Task to complete: Read the listing below and copy out every line that holds "sphere".
====================
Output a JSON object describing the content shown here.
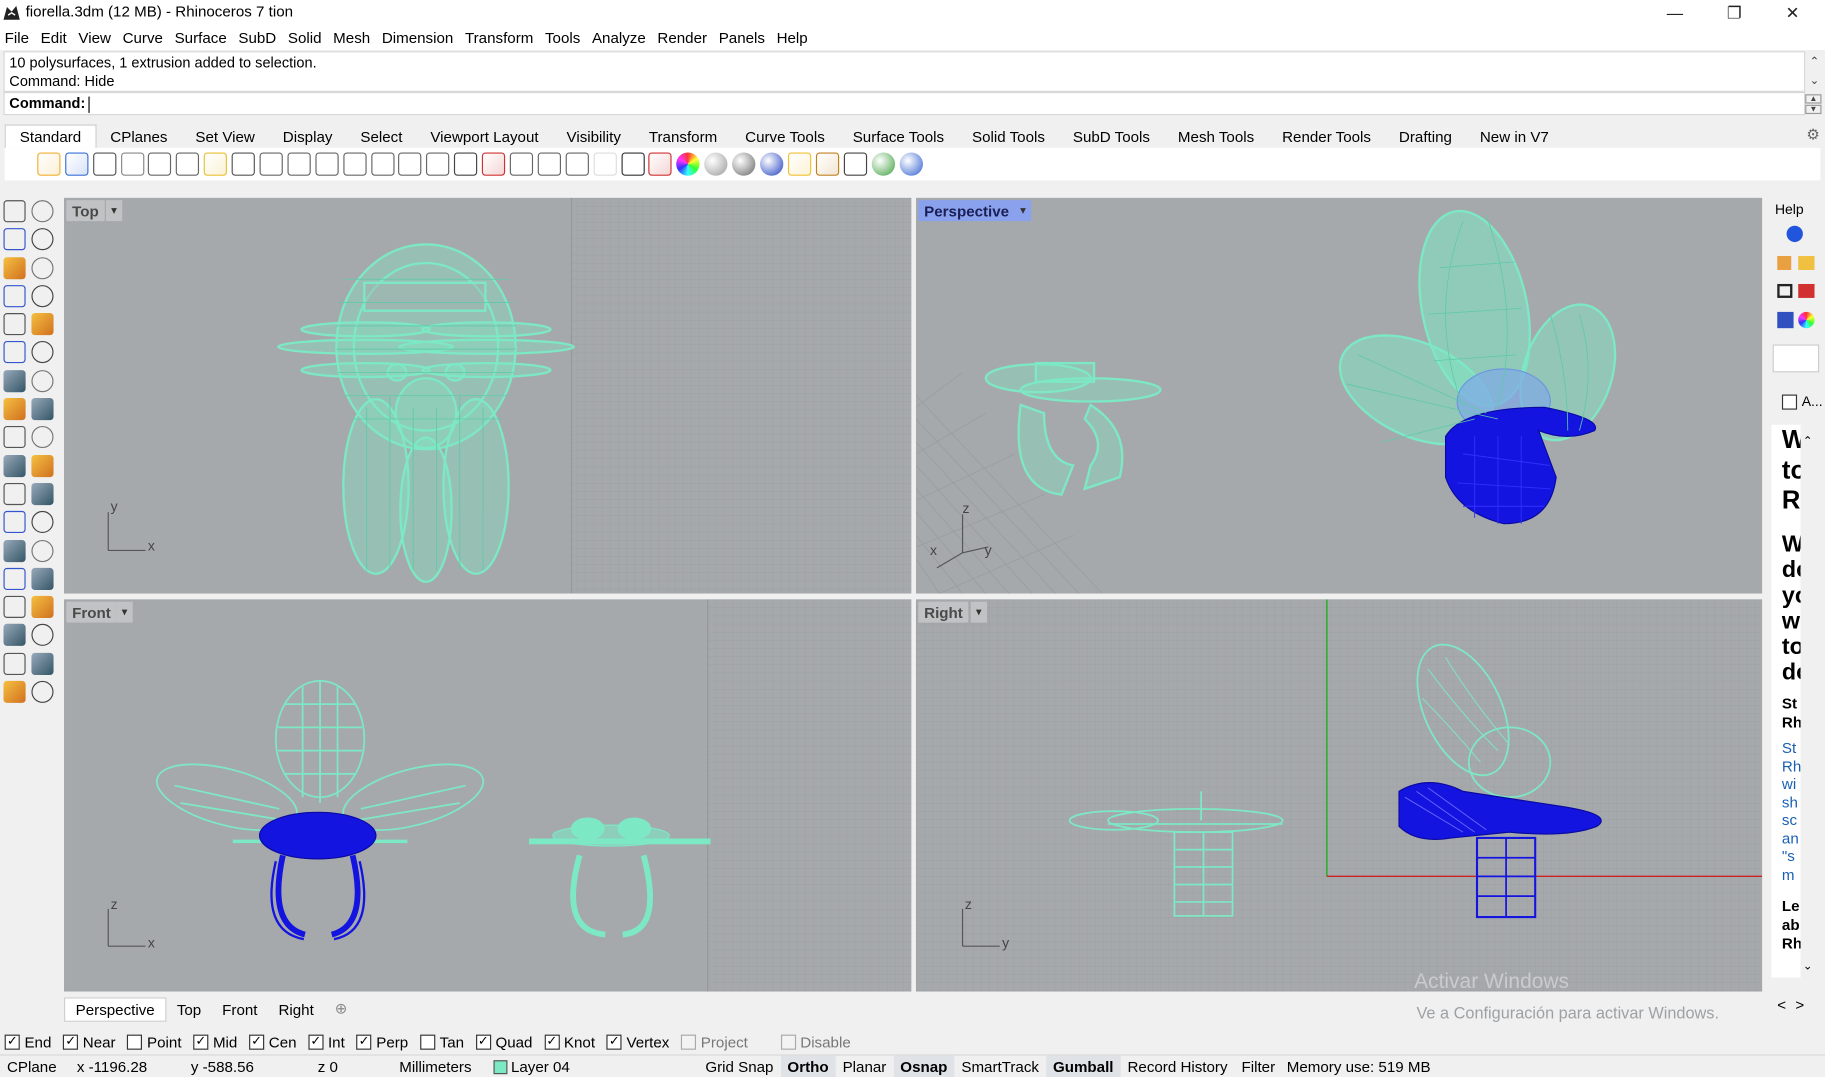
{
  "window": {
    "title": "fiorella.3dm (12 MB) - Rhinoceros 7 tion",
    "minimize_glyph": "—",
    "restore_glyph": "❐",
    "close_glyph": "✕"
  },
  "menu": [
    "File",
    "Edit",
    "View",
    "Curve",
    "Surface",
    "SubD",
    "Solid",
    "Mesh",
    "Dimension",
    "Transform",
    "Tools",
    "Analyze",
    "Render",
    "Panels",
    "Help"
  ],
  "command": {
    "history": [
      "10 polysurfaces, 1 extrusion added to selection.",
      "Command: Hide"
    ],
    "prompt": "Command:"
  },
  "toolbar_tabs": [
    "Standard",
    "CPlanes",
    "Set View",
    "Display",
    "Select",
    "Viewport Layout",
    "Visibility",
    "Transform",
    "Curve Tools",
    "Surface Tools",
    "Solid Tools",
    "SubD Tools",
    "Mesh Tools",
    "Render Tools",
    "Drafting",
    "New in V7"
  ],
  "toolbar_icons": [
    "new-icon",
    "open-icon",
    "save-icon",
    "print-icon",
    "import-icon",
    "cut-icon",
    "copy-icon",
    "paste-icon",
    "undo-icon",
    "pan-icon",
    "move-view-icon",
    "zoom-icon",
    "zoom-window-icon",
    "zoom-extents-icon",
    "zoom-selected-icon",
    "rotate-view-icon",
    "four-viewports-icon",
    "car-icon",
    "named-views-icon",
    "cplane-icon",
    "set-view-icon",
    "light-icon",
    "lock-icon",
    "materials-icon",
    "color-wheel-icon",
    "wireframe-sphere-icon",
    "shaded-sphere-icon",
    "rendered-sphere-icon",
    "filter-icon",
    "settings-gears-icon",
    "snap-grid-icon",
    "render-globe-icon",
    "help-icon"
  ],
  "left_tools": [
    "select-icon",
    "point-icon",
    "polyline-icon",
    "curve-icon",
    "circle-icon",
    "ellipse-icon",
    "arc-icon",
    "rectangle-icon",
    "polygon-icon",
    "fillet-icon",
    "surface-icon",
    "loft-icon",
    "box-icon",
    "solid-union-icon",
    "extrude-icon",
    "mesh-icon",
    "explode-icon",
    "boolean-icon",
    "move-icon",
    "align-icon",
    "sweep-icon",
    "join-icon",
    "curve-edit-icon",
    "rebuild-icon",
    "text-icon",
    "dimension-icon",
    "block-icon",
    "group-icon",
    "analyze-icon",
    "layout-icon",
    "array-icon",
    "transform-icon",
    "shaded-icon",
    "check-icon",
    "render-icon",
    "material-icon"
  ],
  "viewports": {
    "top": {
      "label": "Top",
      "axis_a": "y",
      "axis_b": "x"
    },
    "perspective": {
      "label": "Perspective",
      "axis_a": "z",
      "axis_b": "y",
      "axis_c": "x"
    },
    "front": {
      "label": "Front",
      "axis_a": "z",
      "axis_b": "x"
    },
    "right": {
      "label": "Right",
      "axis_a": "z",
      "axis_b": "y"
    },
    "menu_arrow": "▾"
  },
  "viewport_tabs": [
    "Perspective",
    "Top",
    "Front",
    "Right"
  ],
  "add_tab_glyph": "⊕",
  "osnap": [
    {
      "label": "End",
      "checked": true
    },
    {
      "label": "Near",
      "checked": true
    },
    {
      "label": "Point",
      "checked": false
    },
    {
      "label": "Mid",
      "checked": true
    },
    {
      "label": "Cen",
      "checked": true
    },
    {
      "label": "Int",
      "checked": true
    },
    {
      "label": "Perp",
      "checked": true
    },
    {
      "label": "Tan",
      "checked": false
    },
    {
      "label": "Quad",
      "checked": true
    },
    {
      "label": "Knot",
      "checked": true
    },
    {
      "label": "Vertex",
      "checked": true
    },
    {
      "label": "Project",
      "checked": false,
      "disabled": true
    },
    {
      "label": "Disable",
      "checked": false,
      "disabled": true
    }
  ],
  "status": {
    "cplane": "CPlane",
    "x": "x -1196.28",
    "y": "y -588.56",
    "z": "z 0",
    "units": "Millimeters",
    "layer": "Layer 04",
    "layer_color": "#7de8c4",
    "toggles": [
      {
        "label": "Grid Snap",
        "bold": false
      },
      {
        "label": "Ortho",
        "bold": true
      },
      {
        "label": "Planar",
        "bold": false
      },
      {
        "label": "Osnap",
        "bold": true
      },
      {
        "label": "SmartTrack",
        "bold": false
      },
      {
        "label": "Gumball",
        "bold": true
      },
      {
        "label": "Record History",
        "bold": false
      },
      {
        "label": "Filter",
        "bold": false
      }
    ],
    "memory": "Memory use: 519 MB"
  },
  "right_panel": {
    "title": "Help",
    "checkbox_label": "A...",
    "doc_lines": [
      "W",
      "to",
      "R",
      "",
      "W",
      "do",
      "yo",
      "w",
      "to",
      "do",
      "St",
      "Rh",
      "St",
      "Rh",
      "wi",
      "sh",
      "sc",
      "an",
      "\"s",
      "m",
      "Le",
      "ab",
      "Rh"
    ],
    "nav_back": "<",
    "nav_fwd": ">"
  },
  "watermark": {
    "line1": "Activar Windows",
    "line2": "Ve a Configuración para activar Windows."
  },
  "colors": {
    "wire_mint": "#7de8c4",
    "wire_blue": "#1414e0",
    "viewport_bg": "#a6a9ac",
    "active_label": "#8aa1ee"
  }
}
====================
Output of the task:
    "wireframe-sphere-icon",
    "shaded-sphere-icon",
    "rendered-sphere-icon",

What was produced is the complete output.